* _EXTRACTED INFORMATION_
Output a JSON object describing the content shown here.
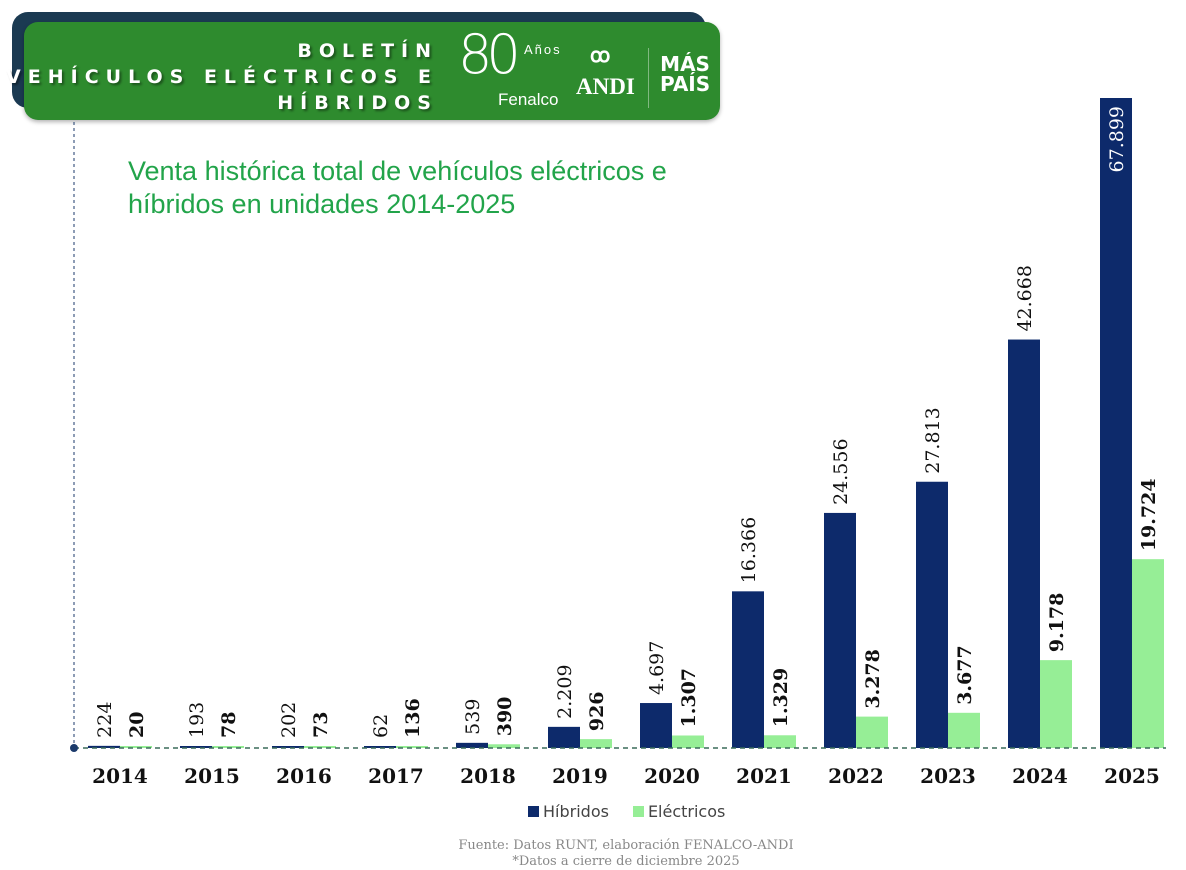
{
  "header": {
    "title_lines": [
      "BOLETÍN",
      "VEHÍCULOS ELÉCTRICOS E",
      "HÍBRIDOS"
    ],
    "logos": {
      "fenalco_number": "80",
      "fenalco_years": "Años",
      "fenalco_name": "Fenalco",
      "andi": "ANDI",
      "mas_pais_1": "MÁS",
      "mas_pais_2": "PAÍS"
    }
  },
  "colors": {
    "hibridos": "#0d2a6b",
    "electricos": "#96ee96",
    "header_green": "#2e8b2e",
    "title_green": "#22a44a"
  },
  "chart_data": {
    "type": "bar",
    "title_lines": [
      "Venta histórica total de  vehículos eléctricos e",
      "híbridos en unidades 2014-2025"
    ],
    "categories": [
      "2014",
      "2015",
      "2016",
      "2017",
      "2018",
      "2019",
      "2020",
      "2021",
      "2022",
      "2023",
      "2024",
      "2025"
    ],
    "series": [
      {
        "name": "Híbridos",
        "values": [
          224,
          193,
          202,
          62,
          539,
          2209,
          4697,
          16366,
          24556,
          27813,
          42668,
          67899
        ],
        "labels": [
          "224",
          "193",
          "202",
          "62",
          "539",
          "2.209",
          "4.697",
          "16.366",
          "24.556",
          "27.813",
          "42.668",
          "67.899"
        ]
      },
      {
        "name": "Eléctricos",
        "values": [
          20,
          78,
          73,
          136,
          390,
          926,
          1307,
          1329,
          3278,
          3677,
          9178,
          19724
        ],
        "labels": [
          "20",
          "78",
          "73",
          "136",
          "390",
          "926",
          "1.307",
          "1.329",
          "3.278",
          "3.677",
          "9.178",
          "19.724"
        ]
      }
    ],
    "ylim": [
      0,
      67899
    ],
    "grid": false,
    "legend": "bottom"
  },
  "footer": {
    "source": "Fuente: Datos RUNT, elaboración FENALCO-ANDI",
    "note": "*Datos a cierre de diciembre 2025"
  }
}
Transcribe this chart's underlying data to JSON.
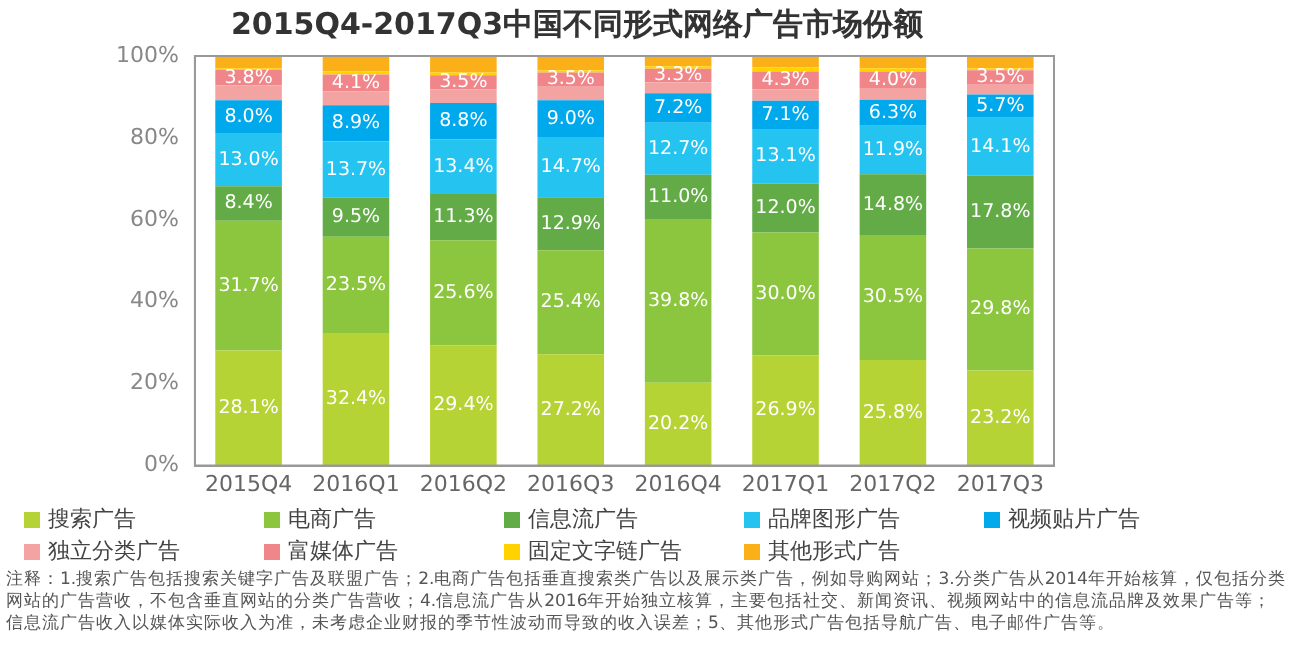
{
  "chart_data": {
    "type": "bar",
    "stacked": true,
    "title": "2015Q4-2017Q3中国不同形式网络广告市场份额",
    "categories": [
      "2015Q4",
      "2016Q1",
      "2016Q2",
      "2016Q3",
      "2016Q4",
      "2017Q1",
      "2017Q2",
      "2017Q3"
    ],
    "ylim": [
      0,
      100
    ],
    "yticks": [
      {
        "value": 0,
        "label": "0%"
      },
      {
        "value": 20,
        "label": "20%"
      },
      {
        "value": 40,
        "label": "40%"
      },
      {
        "value": 60,
        "label": "60%"
      },
      {
        "value": 80,
        "label": "80%"
      },
      {
        "value": 100,
        "label": "100%"
      }
    ],
    "grid": false,
    "legend": "bottom",
    "series": [
      {
        "name": "搜索广告",
        "color": "#b5d334",
        "values": [
          28.1,
          32.4,
          29.4,
          27.2,
          20.2,
          26.9,
          25.8,
          23.2
        ],
        "value_labels": [
          "28.1%",
          "32.4%",
          "29.4%",
          "27.2%",
          "20.2%",
          "26.9%",
          "25.8%",
          "23.2%"
        ]
      },
      {
        "name": "电商广告",
        "color": "#8cc63f",
        "values": [
          31.7,
          23.5,
          25.6,
          25.4,
          39.8,
          30.0,
          30.5,
          29.8
        ],
        "value_labels": [
          "31.7%",
          "23.5%",
          "25.6%",
          "25.4%",
          "39.8%",
          "30.0%",
          "30.5%",
          "29.8%"
        ]
      },
      {
        "name": "信息流广告",
        "color": "#62ab46",
        "values": [
          8.4,
          9.5,
          11.3,
          12.9,
          11.0,
          12.0,
          14.8,
          17.8
        ],
        "value_labels": [
          "8.4%",
          "9.5%",
          "11.3%",
          "12.9%",
          "11.0%",
          "12.0%",
          "14.8%",
          "17.8%"
        ]
      },
      {
        "name": "品牌图形广告",
        "color": "#25c4f0",
        "values": [
          13.0,
          13.7,
          13.4,
          14.7,
          12.7,
          13.1,
          11.9,
          14.1
        ],
        "value_labels": [
          "13.0%",
          "13.7%",
          "13.4%",
          "14.7%",
          "12.7%",
          "13.1%",
          "11.9%",
          "14.1%"
        ]
      },
      {
        "name": "视频贴片广告",
        "color": "#00a8ec",
        "values": [
          8.0,
          8.9,
          8.8,
          9.0,
          7.2,
          7.1,
          6.3,
          5.7
        ],
        "value_labels": [
          "8.0%",
          "8.9%",
          "8.8%",
          "9.0%",
          "7.2%",
          "7.1%",
          "6.3%",
          "5.7%"
        ]
      },
      {
        "name": "独立分类广告",
        "color": "#f4a3a3",
        "values": [
          3.6,
          3.4,
          3.3,
          3.3,
          2.7,
          2.8,
          2.9,
          2.4
        ]
      },
      {
        "name": "富媒体广告",
        "color": "#f0868a",
        "values": [
          3.8,
          4.1,
          3.5,
          3.5,
          3.3,
          4.3,
          4.0,
          3.5
        ],
        "value_labels": [
          "3.8%",
          "4.1%",
          "3.5%",
          "3.5%",
          "3.3%",
          "4.3%",
          "4.0%",
          "3.5%"
        ]
      },
      {
        "name": "固定文字链广告",
        "color": "#ffd200",
        "values": [
          0.4,
          0.8,
          0.7,
          0.5,
          0.6,
          1.0,
          0.8,
          0.5
        ]
      },
      {
        "name": "其他形式广告",
        "color": "#fbb01a",
        "values": [
          3.0,
          3.7,
          4.0,
          3.5,
          2.5,
          2.8,
          3.0,
          3.0
        ]
      }
    ],
    "annotations": [
      "注释：1.搜索广告包括搜索关键字广告及联盟广告；2.电商广告包括垂直搜索类广告以及展示类广告，例如导购网站；3.分类广告从2014年开始核算，仅包括分类网站的广告营收，不包含垂直网站的分类广告营收；4.信息流广告从2016年开始独立核算，主要包括社交、新闻资讯、视频网站中的信息流品牌及效果广告等；信息流广告收入以媒体实际收入为准，未考虑企业财报的季节性波动而导致的收入误差；5、其他形式广告包括导航广告、电子邮件广告等。"
    ]
  }
}
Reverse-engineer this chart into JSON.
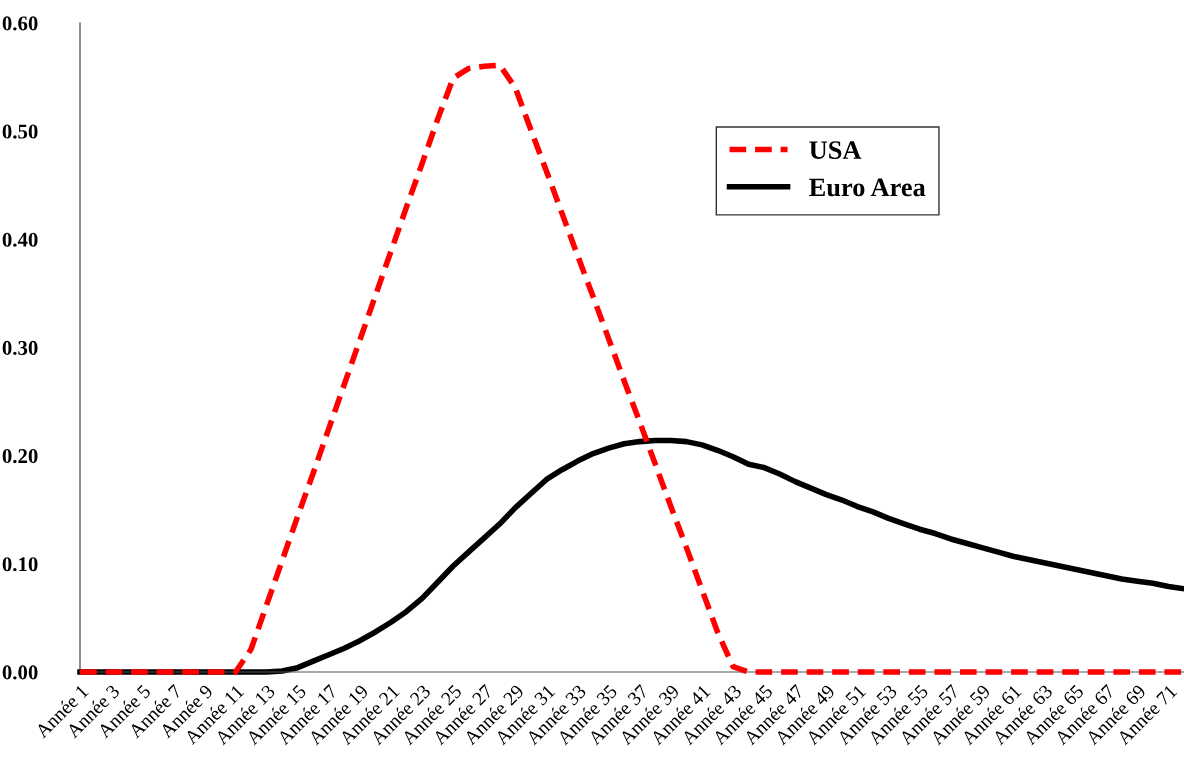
{
  "chart_data": {
    "type": "line",
    "categories": [
      "Année 1",
      null,
      "Année 3",
      null,
      "Année 5",
      null,
      "Année 7",
      null,
      "Année 9",
      null,
      "Année 11",
      null,
      "Année 13",
      null,
      "Année 15",
      null,
      "Année 17",
      null,
      "Année 19",
      null,
      "Année 21",
      null,
      "Année 23",
      null,
      "Année 25",
      null,
      "Année 27",
      null,
      "Année 29",
      null,
      "Année 31",
      null,
      "Année 33",
      null,
      "Année 35",
      null,
      "Année 37",
      null,
      "Année 39",
      null,
      "Année 41",
      null,
      "Année 43",
      null,
      "Année 45",
      null,
      "Année 47",
      null,
      "Année 49",
      null,
      "Année 51",
      null,
      "Année 53",
      null,
      "Année 55",
      null,
      "Année 57",
      null,
      "Année 59",
      null,
      "Année 61",
      null,
      "Année 63",
      null,
      "Année 65",
      null,
      "Année 67",
      null,
      "Année 69",
      null,
      "Année 71",
      null
    ],
    "series": [
      {
        "name": "USA",
        "color": "#ff0000",
        "line_style": "dashed",
        "values": [
          0,
          0,
          0,
          0,
          0,
          0,
          0,
          0,
          0,
          0,
          0,
          0.021,
          0.062,
          0.103,
          0.144,
          0.184,
          0.225,
          0.266,
          0.307,
          0.348,
          0.389,
          0.43,
          0.47,
          0.511,
          0.549,
          0.558,
          0.56,
          0.561,
          0.54,
          0.501,
          0.463,
          0.424,
          0.385,
          0.347,
          0.308,
          0.269,
          0.231,
          0.192,
          0.153,
          0.115,
          0.076,
          0.037,
          0.005,
          0,
          0,
          0,
          0,
          0,
          0,
          0,
          0,
          0,
          0,
          0,
          0,
          0,
          0,
          0,
          0,
          0,
          0,
          0,
          0,
          0,
          0,
          0,
          0,
          0,
          0,
          0,
          0,
          0
        ]
      },
      {
        "name": "Euro Area",
        "color": "#000000",
        "line_style": "solid",
        "values": [
          0,
          0,
          0,
          0,
          0,
          0,
          0,
          0,
          0,
          0,
          0,
          0,
          0,
          0.001,
          0.004,
          0.01,
          0.016,
          0.022,
          0.029,
          0.037,
          0.046,
          0.056,
          0.068,
          0.083,
          0.098,
          0.111,
          0.124,
          0.137,
          0.152,
          0.165,
          0.178,
          0.187,
          0.195,
          0.202,
          0.207,
          0.211,
          0.213,
          0.214,
          0.214,
          0.213,
          0.21,
          0.205,
          0.199,
          0.192,
          0.189,
          0.183,
          0.176,
          0.17,
          0.164,
          0.159,
          0.153,
          0.148,
          0.142,
          0.137,
          0.132,
          0.128,
          0.123,
          0.119,
          0.115,
          0.111,
          0.107,
          0.104,
          0.101,
          0.098,
          0.095,
          0.092,
          0.089,
          0.086,
          0.084,
          0.082,
          0.079,
          0.077
        ]
      }
    ],
    "ylim": [
      0,
      0.6
    ],
    "yticks": [
      {
        "value": 0,
        "label": "0.00"
      },
      {
        "value": 0.1,
        "label": "0.10"
      },
      {
        "value": 0.2,
        "label": "0.20"
      },
      {
        "value": 0.3,
        "label": "0.30"
      },
      {
        "value": 0.4,
        "label": "0.40"
      },
      {
        "value": 0.5,
        "label": "0.50"
      },
      {
        "value": 0.6,
        "label": "0.60"
      }
    ],
    "grid": false,
    "legend": "top right",
    "marker": "none"
  }
}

* _REQUIRED WORK_
Copy out every line where the word "Datos" occurs.

* _TASK OUTPUT_
    "source": "Fuente: Datos RUNT, elaboración FENALCO-ANDI",
    "note": "*Datos a cierre de diciembre 2025"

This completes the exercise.